THE EXERCISE. Scan the entries below and extract each line with the word "Yıkama" in it.

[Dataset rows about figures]

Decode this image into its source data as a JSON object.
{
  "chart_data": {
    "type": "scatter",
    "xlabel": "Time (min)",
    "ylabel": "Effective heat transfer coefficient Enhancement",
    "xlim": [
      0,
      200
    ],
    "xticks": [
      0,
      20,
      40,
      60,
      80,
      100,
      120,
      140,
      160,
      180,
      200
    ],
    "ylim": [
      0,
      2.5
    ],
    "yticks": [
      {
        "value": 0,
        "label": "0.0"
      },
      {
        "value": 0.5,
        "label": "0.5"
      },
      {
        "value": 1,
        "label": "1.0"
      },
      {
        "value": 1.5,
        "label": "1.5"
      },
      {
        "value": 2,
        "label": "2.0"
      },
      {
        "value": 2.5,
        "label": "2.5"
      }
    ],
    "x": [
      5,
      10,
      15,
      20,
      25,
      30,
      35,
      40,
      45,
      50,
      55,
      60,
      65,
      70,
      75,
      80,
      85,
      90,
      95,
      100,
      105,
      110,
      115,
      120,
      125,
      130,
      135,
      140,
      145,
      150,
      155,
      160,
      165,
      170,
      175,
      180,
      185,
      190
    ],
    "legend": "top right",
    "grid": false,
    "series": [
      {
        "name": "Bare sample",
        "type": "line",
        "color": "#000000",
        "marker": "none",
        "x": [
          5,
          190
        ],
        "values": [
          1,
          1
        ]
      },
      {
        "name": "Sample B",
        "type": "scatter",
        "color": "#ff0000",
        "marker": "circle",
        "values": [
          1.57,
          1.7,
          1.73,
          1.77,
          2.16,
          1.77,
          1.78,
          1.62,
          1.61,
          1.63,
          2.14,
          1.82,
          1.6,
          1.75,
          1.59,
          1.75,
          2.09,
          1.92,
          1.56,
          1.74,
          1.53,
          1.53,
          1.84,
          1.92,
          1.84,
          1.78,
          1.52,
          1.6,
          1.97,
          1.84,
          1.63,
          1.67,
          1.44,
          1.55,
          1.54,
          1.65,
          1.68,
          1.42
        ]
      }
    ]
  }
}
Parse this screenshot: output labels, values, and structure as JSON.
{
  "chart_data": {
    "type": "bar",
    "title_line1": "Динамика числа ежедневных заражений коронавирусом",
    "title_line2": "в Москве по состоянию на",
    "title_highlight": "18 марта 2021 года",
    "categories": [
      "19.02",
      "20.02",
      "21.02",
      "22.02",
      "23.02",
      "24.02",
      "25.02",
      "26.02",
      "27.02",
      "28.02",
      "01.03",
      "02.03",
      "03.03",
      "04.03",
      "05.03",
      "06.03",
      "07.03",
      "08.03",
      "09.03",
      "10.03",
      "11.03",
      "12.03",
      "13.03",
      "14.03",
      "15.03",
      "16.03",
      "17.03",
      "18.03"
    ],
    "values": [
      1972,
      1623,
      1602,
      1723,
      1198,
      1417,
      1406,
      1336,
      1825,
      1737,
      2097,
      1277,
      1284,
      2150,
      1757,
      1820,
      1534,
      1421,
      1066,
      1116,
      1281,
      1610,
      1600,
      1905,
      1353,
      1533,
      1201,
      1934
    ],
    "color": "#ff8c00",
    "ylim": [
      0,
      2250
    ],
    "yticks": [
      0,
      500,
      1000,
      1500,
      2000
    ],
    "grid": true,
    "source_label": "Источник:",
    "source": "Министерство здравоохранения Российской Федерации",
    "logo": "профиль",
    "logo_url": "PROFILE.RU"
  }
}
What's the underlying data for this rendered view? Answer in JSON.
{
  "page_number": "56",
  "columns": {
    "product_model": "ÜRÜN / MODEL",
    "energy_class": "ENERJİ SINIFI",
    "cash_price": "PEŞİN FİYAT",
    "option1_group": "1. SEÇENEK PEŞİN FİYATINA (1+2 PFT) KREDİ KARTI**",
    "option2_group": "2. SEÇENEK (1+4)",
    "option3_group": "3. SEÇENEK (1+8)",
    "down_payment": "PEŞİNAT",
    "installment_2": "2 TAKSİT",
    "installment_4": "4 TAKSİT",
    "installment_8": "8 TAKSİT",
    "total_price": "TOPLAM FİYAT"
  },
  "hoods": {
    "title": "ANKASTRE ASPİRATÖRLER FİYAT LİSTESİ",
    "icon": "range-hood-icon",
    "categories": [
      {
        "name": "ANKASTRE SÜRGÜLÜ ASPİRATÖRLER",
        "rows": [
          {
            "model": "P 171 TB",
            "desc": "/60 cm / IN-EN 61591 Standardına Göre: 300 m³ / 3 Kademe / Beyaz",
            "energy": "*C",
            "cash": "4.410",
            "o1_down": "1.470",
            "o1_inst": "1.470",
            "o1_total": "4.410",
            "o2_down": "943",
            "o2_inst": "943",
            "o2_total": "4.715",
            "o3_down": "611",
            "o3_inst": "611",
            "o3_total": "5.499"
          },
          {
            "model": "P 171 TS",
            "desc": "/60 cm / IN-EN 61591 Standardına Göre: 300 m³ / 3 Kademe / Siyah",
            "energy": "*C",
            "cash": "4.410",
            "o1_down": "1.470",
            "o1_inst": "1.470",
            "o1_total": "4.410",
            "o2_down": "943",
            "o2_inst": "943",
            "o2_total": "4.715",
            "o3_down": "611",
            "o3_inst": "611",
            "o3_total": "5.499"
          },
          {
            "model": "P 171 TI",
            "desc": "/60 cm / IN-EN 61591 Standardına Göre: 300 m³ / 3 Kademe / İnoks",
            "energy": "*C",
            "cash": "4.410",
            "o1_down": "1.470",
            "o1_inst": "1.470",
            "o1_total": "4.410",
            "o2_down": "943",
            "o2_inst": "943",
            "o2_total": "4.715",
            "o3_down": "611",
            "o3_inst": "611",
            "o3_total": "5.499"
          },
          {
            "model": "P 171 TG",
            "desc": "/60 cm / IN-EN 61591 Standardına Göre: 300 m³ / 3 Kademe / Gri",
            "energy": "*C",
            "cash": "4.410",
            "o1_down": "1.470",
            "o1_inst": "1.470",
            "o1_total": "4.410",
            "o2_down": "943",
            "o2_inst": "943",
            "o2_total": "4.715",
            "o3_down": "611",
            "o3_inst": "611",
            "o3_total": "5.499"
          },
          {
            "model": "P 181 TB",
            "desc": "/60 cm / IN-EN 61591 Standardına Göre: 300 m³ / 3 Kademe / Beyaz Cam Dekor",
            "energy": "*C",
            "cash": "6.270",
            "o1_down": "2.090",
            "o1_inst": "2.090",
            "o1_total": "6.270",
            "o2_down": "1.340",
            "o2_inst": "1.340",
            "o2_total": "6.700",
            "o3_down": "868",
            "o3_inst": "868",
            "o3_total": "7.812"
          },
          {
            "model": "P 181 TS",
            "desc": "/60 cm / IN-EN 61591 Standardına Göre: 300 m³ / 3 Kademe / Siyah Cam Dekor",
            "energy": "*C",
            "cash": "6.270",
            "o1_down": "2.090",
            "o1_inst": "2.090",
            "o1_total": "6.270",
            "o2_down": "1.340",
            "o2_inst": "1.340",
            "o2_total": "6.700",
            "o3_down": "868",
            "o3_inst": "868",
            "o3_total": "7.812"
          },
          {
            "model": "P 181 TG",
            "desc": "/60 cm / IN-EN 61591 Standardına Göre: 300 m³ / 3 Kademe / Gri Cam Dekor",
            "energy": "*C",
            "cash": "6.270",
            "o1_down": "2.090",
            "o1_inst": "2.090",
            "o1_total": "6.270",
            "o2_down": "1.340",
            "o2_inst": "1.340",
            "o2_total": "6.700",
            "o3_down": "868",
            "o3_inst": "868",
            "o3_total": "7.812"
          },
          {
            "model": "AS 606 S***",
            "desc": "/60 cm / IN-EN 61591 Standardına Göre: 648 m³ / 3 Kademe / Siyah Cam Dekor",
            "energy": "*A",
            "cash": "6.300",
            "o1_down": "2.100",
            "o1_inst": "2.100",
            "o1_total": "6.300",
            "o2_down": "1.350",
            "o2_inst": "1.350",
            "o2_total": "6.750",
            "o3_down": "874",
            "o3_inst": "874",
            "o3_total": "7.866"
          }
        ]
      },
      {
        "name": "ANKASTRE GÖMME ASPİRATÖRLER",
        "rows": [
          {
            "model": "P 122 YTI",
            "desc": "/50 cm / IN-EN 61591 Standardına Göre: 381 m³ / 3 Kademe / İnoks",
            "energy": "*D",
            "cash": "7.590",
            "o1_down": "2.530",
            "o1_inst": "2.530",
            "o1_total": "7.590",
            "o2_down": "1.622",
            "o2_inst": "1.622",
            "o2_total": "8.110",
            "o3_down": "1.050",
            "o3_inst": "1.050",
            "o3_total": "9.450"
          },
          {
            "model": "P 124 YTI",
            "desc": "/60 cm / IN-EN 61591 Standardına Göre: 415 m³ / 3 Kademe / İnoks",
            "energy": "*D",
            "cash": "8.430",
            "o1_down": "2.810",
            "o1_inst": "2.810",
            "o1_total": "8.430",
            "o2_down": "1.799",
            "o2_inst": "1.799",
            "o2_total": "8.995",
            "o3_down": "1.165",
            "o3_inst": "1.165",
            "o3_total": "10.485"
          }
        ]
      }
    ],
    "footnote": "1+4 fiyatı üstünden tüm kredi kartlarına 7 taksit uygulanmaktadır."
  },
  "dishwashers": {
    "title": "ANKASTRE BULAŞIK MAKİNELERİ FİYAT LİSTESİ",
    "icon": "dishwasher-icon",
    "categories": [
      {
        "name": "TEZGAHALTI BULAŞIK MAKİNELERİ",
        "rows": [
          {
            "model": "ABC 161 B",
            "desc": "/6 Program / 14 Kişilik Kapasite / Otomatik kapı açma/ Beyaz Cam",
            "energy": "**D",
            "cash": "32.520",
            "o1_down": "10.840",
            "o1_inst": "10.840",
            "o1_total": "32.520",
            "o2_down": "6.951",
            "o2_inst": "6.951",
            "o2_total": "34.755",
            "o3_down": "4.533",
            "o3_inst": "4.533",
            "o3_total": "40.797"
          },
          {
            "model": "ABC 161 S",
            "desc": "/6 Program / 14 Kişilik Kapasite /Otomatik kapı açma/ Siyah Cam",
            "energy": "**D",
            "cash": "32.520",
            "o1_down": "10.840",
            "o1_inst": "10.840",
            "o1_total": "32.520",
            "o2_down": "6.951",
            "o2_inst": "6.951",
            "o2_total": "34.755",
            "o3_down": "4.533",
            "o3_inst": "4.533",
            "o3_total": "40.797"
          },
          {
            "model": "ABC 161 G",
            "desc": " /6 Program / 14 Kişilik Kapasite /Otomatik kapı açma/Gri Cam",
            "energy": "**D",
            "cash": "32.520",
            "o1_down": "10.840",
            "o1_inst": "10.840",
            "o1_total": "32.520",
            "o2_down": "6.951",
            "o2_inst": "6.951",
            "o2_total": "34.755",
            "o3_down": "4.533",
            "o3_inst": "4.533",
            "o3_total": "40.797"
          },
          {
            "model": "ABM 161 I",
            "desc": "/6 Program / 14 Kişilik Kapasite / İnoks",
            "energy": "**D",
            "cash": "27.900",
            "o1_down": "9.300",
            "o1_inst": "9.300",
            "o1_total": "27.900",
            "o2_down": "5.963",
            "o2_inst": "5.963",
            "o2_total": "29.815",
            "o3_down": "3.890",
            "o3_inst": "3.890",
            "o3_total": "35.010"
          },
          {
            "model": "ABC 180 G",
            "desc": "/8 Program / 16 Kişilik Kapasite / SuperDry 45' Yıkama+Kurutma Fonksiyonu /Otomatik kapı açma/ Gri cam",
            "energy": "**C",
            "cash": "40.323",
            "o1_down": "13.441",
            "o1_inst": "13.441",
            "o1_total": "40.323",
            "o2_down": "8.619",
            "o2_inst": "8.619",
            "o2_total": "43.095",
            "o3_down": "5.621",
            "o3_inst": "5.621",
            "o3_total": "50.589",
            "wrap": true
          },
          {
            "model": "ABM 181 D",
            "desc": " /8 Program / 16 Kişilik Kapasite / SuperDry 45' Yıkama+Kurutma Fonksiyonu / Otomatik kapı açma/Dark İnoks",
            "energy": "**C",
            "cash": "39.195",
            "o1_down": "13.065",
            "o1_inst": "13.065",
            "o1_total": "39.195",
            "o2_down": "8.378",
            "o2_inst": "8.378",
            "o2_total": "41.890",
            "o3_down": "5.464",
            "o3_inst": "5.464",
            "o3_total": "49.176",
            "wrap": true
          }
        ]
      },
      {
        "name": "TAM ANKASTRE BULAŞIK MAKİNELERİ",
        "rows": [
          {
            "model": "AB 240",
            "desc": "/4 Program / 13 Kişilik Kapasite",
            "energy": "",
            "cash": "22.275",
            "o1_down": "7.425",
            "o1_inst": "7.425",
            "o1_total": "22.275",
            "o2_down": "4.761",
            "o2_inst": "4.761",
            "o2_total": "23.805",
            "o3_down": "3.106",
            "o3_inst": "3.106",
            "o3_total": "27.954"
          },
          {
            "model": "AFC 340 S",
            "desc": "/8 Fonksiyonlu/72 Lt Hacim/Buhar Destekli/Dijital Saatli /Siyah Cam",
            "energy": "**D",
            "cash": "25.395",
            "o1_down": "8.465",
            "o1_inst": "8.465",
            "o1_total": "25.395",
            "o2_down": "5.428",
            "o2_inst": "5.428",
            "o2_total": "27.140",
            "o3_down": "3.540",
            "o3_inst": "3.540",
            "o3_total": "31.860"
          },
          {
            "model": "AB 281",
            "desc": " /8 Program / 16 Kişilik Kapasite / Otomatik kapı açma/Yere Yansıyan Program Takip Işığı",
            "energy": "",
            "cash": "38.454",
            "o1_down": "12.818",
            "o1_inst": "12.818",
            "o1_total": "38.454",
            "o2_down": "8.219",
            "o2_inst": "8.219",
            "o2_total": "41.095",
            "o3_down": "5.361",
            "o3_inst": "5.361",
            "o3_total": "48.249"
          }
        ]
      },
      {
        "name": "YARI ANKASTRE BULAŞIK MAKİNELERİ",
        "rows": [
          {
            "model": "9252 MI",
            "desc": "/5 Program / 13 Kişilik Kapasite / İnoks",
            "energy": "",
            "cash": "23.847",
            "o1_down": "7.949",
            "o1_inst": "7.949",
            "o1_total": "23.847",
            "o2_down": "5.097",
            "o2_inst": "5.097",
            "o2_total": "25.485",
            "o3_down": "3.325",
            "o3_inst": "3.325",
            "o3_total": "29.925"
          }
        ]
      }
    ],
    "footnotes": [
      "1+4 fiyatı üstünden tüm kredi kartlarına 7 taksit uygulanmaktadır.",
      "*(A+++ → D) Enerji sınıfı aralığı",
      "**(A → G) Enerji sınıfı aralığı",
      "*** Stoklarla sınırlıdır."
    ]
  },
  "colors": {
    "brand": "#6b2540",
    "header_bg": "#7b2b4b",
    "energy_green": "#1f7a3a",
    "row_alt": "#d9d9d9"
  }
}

RESULT BELOW.
            "desc": "/8 Program / 16 Kişilik Kapasite / SuperDry 45' Yıkama+Kurutma Fonksiyonu /Otomatik kapı açma/ Gri cam",
            "desc": " /8 Program / 16 Kişilik Kapasite / SuperDry 45' Yıkama+Kurutma Fonksiyonu / Otomatik kapı açma/Dark İnoks",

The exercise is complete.